→ **Goal**: Go through the records below line by line. Count the lines with "Generate" and give the count alone.

→ **Records provided**:
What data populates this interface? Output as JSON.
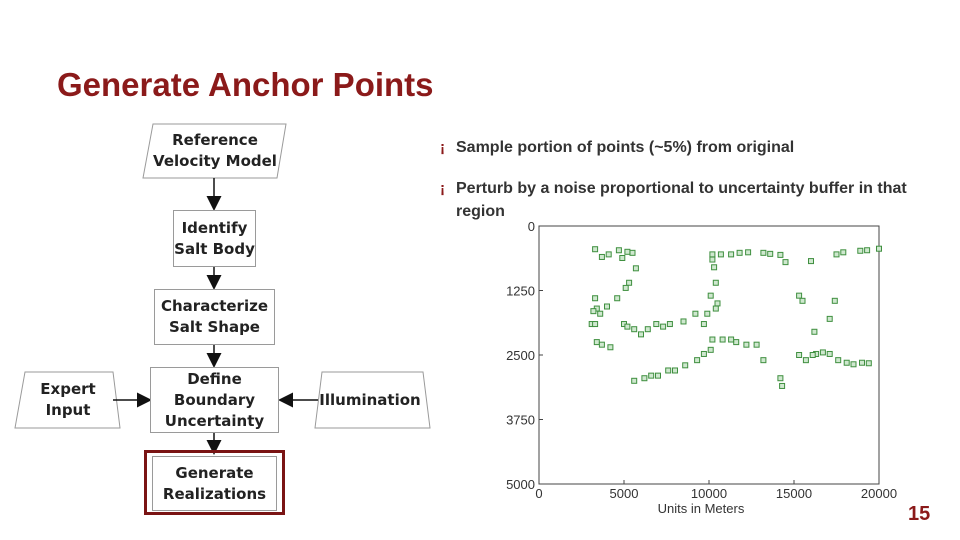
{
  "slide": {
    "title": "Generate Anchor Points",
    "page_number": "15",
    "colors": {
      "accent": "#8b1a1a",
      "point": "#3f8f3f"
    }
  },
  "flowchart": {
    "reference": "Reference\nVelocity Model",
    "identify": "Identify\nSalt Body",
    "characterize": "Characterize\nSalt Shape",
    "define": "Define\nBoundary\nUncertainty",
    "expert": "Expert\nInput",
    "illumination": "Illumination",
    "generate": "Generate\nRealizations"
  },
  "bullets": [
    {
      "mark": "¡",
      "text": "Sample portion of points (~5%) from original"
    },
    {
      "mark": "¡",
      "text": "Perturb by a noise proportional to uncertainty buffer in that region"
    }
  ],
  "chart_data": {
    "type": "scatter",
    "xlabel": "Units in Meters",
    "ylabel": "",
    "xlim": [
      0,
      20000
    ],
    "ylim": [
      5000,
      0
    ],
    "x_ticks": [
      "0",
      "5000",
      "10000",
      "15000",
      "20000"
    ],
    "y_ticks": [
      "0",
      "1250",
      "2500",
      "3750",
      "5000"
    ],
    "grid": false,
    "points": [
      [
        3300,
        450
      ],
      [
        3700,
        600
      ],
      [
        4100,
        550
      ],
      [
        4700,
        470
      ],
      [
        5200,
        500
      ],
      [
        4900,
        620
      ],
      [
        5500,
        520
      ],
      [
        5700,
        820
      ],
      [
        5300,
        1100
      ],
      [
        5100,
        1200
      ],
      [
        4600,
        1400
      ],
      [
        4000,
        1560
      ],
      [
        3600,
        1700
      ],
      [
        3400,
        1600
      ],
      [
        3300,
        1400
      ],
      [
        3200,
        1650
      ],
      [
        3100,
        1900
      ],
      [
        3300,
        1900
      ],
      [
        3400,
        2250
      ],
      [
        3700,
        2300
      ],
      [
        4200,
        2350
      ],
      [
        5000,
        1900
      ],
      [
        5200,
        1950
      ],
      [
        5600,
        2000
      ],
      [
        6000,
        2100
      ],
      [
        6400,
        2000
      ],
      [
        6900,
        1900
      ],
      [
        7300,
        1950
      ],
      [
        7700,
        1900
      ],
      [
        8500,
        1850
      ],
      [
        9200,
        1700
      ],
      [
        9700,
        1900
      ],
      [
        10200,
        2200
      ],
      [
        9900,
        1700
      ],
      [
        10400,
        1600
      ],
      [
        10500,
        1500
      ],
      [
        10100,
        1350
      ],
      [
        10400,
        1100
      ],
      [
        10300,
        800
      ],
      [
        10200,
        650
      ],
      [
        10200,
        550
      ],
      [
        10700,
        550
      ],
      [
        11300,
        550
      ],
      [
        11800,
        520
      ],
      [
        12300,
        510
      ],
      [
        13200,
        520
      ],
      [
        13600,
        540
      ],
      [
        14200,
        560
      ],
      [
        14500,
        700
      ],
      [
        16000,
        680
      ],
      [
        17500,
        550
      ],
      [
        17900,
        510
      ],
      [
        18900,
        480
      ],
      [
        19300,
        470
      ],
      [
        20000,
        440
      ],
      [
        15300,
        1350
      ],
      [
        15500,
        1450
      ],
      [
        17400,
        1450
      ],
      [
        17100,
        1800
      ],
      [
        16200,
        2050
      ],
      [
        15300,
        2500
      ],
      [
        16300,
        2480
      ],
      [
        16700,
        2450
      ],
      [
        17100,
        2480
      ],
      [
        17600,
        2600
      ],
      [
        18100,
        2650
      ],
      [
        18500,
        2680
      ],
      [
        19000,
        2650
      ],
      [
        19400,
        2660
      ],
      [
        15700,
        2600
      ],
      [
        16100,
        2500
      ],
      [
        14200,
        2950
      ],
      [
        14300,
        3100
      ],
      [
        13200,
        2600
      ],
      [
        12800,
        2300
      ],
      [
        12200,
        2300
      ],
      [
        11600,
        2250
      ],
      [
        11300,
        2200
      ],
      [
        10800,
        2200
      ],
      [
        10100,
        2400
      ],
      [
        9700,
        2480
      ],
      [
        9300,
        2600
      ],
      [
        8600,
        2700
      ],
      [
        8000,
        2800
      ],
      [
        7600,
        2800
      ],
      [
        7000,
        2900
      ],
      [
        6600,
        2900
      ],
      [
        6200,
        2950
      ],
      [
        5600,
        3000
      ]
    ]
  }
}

→ **Result of this task**: 2